_WRITTEN PROBLEM_
Copy the lines holding the word "Jira", all of them.

_RECORDS FOR THE TASK_
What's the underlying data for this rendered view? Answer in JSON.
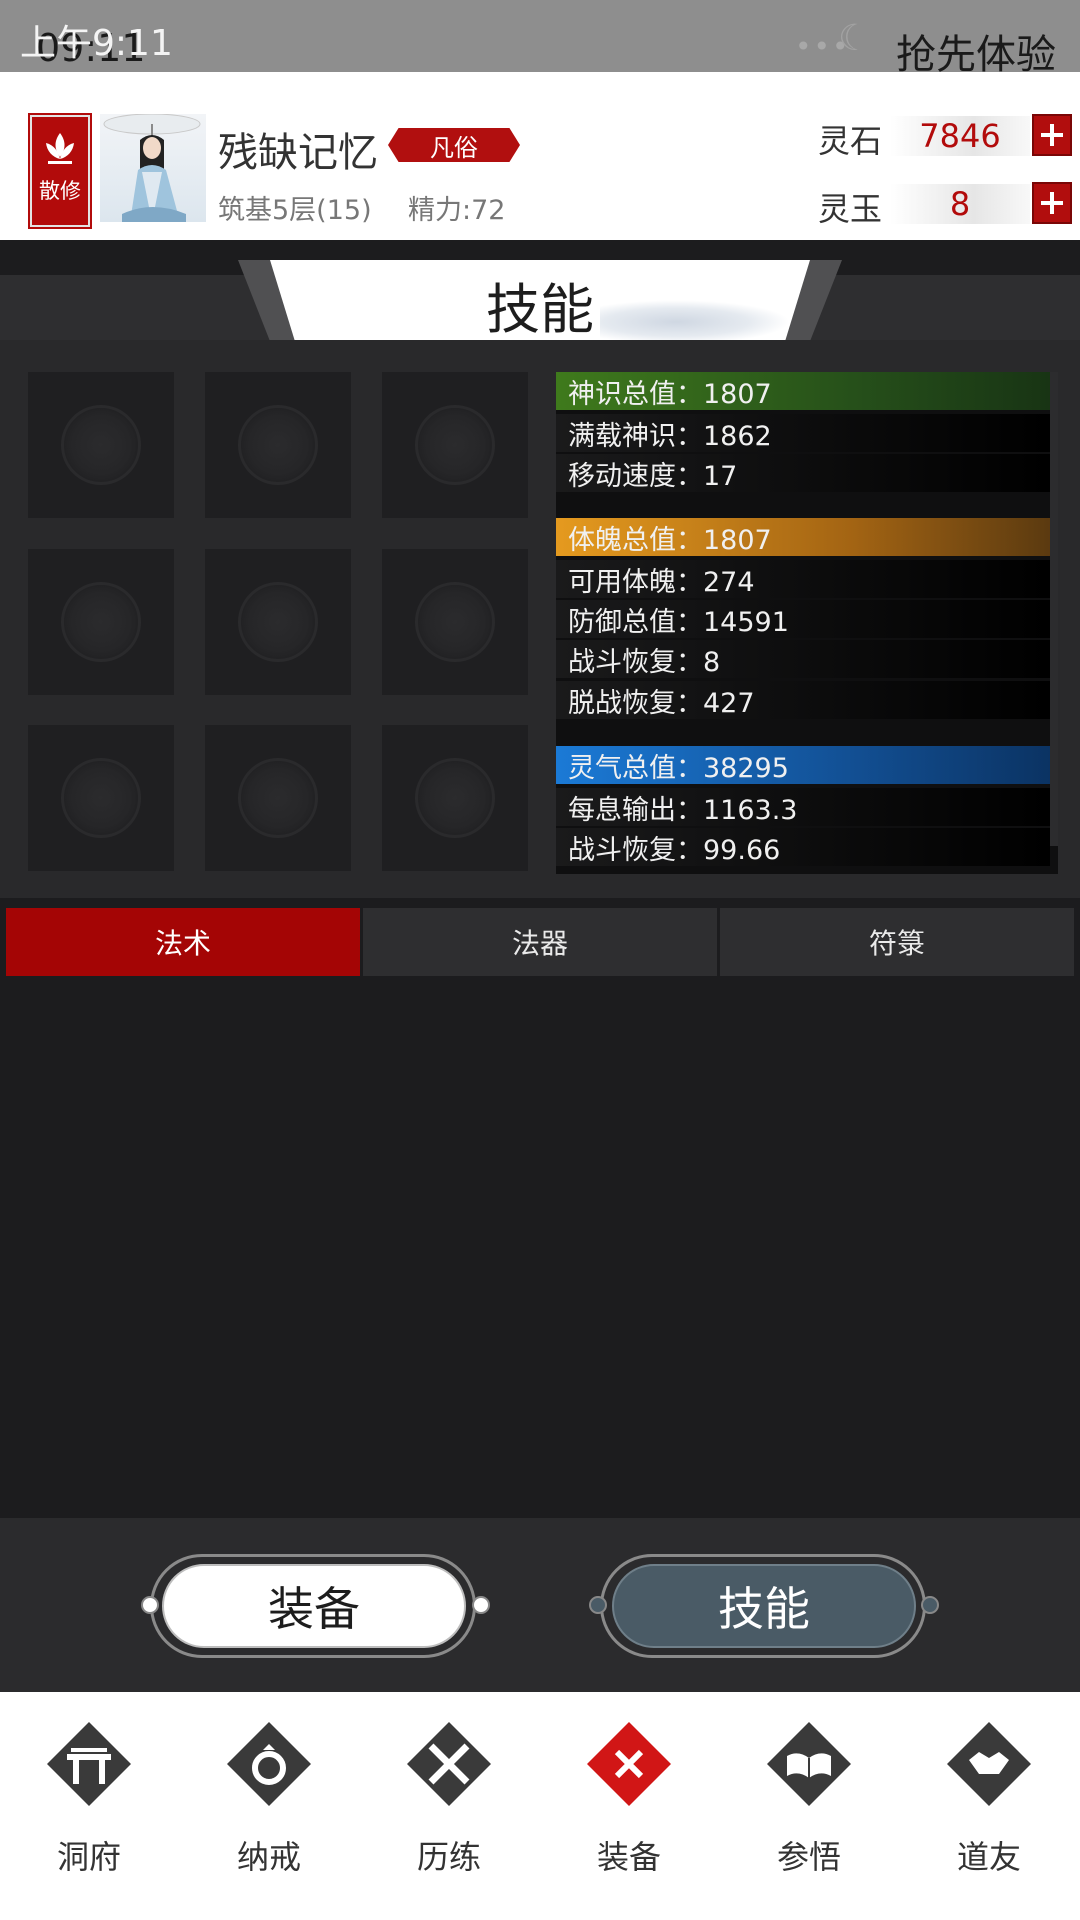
{
  "status_bar": {
    "time_dark": "09:11",
    "time_light": "上午9:11",
    "action": "抢先体验"
  },
  "header": {
    "sect_badge": "散修",
    "player_name": "残缺记忆",
    "rank": "凡俗",
    "level": "筑基5层(15)",
    "energy": "精力:72",
    "currencies": [
      {
        "label": "灵石",
        "value": "7846"
      },
      {
        "label": "灵玉",
        "value": "8"
      }
    ]
  },
  "section_title": "技能",
  "slots_count": 9,
  "stats": {
    "shenshi": {
      "header": "神识总值：1807",
      "rows": [
        "满载神识：1862",
        "移动速度：17"
      ]
    },
    "tipo": {
      "header": "体魄总值：1807",
      "rows": [
        "可用体魄：274",
        "防御总值：14591",
        "战斗恢复：8",
        "脱战恢复：427"
      ]
    },
    "lingqi": {
      "header": "灵气总值：38295",
      "rows": [
        "每息输出：1163.3",
        "战斗恢复：99.66"
      ]
    }
  },
  "tabs": [
    {
      "label": "法术",
      "active": true
    },
    {
      "label": "法器",
      "active": false
    },
    {
      "label": "符箓",
      "active": false
    }
  ],
  "switch": {
    "equip": "装备",
    "skill": "技能"
  },
  "nav": [
    {
      "label": "洞府",
      "icon": "cave-gate-icon"
    },
    {
      "label": "纳戒",
      "icon": "ring-icon"
    },
    {
      "label": "历练",
      "icon": "crossed-swords-icon"
    },
    {
      "label": "装备",
      "icon": "close-x-icon"
    },
    {
      "label": "参悟",
      "icon": "open-book-icon"
    },
    {
      "label": "道友",
      "icon": "handshake-icon"
    }
  ],
  "colors": {
    "accent_red": "#a40505",
    "stat_green": "#3f7a1c",
    "stat_orange": "#e59a1f",
    "stat_blue": "#1b7ad6"
  }
}
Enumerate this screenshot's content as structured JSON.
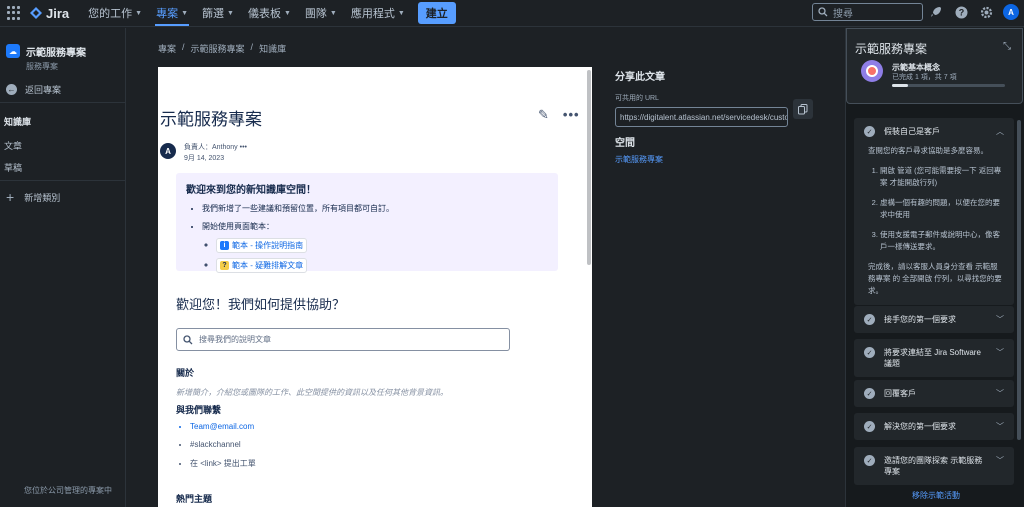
{
  "app": {
    "name": "Jira"
  },
  "topnav": {
    "items": [
      "您的工作",
      "專案",
      "篩選",
      "儀表板",
      "團隊",
      "應用程式"
    ],
    "active_index": 1,
    "create_label": "建立",
    "search_placeholder": "搜尋"
  },
  "sidebar": {
    "project_name": "示範服務專案",
    "project_type": "服務專案",
    "back_label": "返回專案",
    "section_title": "知識庫",
    "items": [
      "文章",
      "草稿"
    ],
    "add_category_label": "新增類別",
    "footer": "您位於公司管理的專案中"
  },
  "breadcrumb": [
    "專案",
    "示範服務專案",
    "知識庫"
  ],
  "article": {
    "title": "示範服務專案",
    "author_line": "負責人：Anthony",
    "date": "9月 14, 2023",
    "author_initial": "A",
    "panel_title": "歡迎來到您的新知識庫空間！",
    "bullets": [
      "我們新增了一些建議和預留位置，所有項目都可自訂。",
      "開始使用頁面範本："
    ],
    "templates": [
      "範本 - 操作說明指南",
      "範本 - 疑難排解文章"
    ],
    "welcome_heading": "歡迎您！我們如何提供協助？",
    "search_placeholder": "搜尋我們的說明文章",
    "about_heading": "關於",
    "about_text": "新增簡介，介紹您或團隊的工作、此空間提供的資訊以及任何其他背景資訊。",
    "contact_heading": "與我們聯繫",
    "contacts": [
      "Team@email.com",
      "#slackchannel",
      "在 <link> 提出工單"
    ],
    "topics_heading": "熱門主題"
  },
  "share": {
    "title": "分享此文章",
    "url_label": "可共用的 URL",
    "url": "https://digitalent.atlassian.net/servicedesk/customer",
    "space_title": "空間",
    "space_link": "示範服務專案"
  },
  "guide": {
    "title": "示範服務專案",
    "task_name": "示範基本概念",
    "progress_text": "已完成 1 項，共 7 項",
    "progress_fraction": 0.14,
    "steps": [
      {
        "label": "假裝自己是客戶",
        "expanded": true
      },
      {
        "label": "接手您的第一個要求"
      },
      {
        "label": "將要求連結至 Jira Software 議題"
      },
      {
        "label": "回覆客戶"
      },
      {
        "label": "解決您的第一個要求"
      },
      {
        "label": "邀請您的團隊探索 示範服務專案"
      }
    ],
    "step1_intro": "查閱您的客戶尋求協助是多麼容易。",
    "step1_list": [
      "開啟 管道 (您可能需要按一下 返回專案 才能開啟行列)",
      "虛構一個有趣的問題，以便在您的要求中使用",
      "使用支援電子郵件或說明中心，像客戶一樣傳送要求。"
    ],
    "step1_outro": "完成後，請以客服人員身分查看 示範服務專案 的 全部開啟 佇列，以尋找您的要求。",
    "remove_label": "移除示範活動"
  }
}
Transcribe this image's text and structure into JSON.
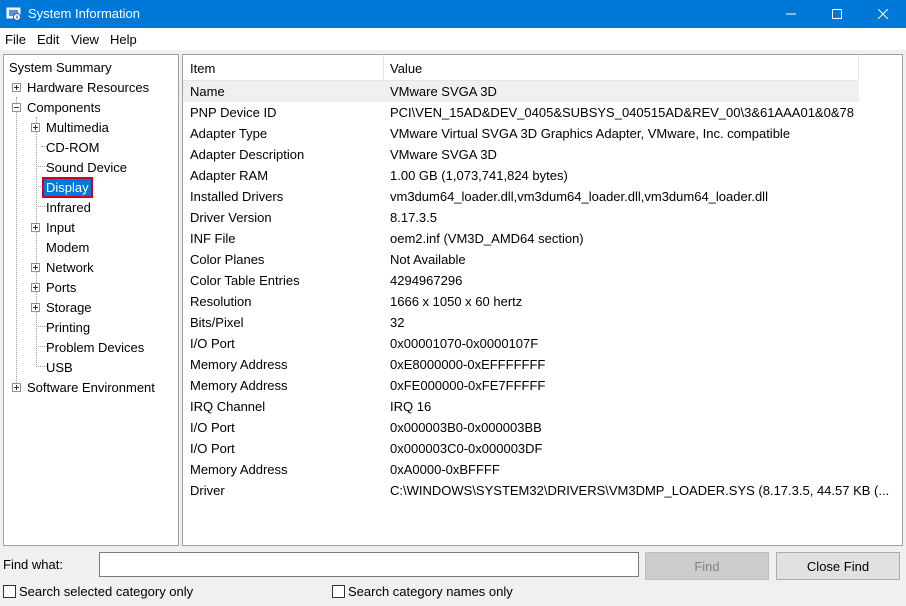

_RESPONSE FOR THIS EXERCISE_
    "name": "Jira"
        "label": "將要求連結至 Jira Software 議題"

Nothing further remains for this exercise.